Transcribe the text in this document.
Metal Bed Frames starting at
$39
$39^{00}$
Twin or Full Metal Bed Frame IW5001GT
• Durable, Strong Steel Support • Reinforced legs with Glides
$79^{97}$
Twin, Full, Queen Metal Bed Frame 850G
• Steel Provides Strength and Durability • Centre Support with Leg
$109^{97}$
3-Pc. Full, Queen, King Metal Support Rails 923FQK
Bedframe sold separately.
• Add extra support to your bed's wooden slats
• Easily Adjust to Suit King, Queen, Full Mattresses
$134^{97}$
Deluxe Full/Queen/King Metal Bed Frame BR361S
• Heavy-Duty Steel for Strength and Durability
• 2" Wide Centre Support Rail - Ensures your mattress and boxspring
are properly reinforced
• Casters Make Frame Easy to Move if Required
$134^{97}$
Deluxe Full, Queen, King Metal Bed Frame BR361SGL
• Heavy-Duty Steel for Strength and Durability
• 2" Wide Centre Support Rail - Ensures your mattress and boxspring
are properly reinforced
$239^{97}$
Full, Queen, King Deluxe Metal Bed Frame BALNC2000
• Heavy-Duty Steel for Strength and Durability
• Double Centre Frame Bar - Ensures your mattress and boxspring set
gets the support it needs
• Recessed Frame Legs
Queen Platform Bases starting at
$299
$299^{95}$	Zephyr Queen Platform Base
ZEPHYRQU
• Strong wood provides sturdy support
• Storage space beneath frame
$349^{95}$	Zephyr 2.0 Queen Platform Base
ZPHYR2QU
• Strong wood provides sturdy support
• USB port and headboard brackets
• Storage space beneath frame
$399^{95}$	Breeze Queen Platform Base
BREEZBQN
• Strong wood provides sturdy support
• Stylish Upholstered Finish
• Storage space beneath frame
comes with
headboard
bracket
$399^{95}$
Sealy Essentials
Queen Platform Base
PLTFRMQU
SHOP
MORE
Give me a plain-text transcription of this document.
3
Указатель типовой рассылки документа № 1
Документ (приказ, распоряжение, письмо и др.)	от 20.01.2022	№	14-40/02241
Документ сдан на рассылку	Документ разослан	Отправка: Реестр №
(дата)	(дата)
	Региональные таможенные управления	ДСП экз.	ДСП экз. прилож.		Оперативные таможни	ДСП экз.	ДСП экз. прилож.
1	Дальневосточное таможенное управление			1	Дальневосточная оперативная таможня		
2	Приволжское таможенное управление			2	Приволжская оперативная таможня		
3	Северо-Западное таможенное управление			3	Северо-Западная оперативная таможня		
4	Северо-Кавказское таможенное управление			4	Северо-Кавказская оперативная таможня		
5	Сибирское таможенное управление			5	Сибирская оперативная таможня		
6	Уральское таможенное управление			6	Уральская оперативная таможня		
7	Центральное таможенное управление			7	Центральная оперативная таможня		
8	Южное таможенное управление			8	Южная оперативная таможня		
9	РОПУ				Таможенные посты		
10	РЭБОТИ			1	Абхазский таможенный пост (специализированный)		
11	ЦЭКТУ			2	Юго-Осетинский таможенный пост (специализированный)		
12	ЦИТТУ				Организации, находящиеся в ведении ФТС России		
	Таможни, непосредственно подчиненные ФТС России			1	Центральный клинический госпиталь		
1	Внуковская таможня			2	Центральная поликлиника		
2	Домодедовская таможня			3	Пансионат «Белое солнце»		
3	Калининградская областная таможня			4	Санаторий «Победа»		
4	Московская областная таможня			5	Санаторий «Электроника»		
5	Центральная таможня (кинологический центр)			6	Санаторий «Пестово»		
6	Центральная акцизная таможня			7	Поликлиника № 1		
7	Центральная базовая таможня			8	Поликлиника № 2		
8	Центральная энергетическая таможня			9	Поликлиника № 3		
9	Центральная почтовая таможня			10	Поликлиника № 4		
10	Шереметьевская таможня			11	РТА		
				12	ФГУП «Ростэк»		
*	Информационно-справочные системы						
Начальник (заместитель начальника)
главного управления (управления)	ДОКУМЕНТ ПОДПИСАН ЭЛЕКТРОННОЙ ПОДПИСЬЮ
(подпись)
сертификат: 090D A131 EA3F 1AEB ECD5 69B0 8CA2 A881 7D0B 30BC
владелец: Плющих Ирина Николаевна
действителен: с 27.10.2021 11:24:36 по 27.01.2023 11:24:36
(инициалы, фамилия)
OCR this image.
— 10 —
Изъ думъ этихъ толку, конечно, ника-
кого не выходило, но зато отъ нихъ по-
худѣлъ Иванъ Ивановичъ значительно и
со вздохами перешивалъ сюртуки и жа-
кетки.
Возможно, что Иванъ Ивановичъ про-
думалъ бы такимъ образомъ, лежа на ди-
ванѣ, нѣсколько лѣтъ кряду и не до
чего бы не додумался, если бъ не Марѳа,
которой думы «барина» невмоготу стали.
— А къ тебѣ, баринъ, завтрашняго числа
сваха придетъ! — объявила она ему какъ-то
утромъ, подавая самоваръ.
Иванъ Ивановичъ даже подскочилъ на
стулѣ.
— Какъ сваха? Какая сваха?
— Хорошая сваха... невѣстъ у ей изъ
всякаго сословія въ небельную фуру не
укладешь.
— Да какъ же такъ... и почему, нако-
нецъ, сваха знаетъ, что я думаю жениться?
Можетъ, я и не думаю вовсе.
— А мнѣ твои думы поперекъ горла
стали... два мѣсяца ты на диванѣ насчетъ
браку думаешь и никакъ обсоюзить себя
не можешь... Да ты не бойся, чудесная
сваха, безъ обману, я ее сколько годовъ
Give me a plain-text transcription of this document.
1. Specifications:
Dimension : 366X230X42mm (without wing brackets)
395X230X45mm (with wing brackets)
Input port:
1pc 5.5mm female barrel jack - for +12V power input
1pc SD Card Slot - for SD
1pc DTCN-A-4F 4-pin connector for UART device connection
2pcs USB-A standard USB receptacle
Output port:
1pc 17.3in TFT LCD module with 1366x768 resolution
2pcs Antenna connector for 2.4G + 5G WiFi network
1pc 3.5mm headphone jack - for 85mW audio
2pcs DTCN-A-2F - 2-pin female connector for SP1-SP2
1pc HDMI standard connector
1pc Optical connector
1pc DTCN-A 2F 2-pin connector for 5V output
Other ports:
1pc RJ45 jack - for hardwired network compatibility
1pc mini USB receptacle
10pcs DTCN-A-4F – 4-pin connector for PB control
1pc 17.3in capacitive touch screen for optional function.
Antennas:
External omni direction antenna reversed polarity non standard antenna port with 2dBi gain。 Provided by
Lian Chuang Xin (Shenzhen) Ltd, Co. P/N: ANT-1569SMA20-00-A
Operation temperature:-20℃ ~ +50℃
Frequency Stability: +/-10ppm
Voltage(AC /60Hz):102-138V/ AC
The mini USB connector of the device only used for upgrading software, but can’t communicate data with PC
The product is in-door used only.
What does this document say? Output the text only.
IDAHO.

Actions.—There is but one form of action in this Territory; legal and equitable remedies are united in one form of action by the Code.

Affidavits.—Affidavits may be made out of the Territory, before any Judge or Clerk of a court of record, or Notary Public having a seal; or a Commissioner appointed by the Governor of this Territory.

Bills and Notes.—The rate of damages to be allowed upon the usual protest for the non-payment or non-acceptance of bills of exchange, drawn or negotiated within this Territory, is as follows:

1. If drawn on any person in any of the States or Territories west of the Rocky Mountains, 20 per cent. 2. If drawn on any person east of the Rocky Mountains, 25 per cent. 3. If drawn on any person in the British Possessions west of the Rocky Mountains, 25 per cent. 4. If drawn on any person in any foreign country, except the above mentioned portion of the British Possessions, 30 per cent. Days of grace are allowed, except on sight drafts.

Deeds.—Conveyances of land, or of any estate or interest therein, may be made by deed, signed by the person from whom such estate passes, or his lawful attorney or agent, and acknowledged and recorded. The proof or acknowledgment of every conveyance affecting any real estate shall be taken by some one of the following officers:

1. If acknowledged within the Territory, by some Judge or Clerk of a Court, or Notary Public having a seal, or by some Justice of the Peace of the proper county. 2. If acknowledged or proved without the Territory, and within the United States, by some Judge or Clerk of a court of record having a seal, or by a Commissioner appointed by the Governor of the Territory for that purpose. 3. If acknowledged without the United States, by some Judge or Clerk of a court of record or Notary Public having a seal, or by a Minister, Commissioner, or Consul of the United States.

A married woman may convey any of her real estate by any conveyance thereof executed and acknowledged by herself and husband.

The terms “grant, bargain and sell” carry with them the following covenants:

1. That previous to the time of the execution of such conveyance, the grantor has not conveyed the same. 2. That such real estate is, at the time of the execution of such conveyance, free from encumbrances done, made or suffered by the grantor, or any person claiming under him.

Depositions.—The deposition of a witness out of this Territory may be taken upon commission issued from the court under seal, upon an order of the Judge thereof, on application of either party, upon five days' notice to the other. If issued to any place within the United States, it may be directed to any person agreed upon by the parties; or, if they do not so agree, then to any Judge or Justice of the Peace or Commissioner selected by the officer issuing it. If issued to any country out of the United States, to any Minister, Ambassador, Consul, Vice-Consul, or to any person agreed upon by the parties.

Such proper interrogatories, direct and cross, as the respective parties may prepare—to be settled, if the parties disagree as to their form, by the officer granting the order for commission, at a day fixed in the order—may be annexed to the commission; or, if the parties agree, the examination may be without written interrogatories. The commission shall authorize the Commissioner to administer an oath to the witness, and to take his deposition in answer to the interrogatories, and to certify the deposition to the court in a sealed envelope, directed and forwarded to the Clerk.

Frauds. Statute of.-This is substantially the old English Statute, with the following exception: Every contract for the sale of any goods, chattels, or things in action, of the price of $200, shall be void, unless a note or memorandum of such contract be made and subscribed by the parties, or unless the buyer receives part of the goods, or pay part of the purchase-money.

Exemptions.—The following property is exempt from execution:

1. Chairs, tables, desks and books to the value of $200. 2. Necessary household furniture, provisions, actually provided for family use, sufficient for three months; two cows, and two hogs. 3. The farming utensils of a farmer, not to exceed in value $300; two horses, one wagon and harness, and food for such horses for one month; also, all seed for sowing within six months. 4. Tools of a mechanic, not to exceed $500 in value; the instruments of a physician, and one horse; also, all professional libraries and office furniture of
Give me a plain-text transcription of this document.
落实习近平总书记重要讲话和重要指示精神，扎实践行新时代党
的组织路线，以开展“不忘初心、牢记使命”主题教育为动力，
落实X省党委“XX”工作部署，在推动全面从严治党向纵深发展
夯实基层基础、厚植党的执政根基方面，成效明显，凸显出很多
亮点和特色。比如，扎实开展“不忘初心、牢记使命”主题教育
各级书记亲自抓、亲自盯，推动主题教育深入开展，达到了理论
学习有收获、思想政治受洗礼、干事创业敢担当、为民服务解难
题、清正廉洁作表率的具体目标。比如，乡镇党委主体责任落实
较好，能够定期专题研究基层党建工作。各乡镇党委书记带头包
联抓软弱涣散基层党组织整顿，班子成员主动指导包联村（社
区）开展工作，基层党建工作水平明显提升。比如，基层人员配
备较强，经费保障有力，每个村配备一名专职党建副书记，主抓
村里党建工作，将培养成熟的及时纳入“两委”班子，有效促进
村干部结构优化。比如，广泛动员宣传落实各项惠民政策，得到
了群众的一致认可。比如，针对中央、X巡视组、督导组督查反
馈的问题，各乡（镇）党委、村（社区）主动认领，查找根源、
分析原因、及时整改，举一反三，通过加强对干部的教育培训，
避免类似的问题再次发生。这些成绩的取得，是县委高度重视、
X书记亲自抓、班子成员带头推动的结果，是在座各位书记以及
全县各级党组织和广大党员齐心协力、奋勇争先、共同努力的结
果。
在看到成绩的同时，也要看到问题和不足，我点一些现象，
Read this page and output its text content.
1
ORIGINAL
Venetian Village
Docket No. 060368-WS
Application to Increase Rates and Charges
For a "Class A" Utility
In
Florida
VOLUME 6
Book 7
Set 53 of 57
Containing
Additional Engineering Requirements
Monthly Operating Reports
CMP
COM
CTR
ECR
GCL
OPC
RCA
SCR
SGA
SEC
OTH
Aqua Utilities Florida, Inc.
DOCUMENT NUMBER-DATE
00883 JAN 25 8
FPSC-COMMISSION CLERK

****

**What the task asks**
Only a number is wanted: how many lines of the data above contain "execution"?

**Exercise output**
2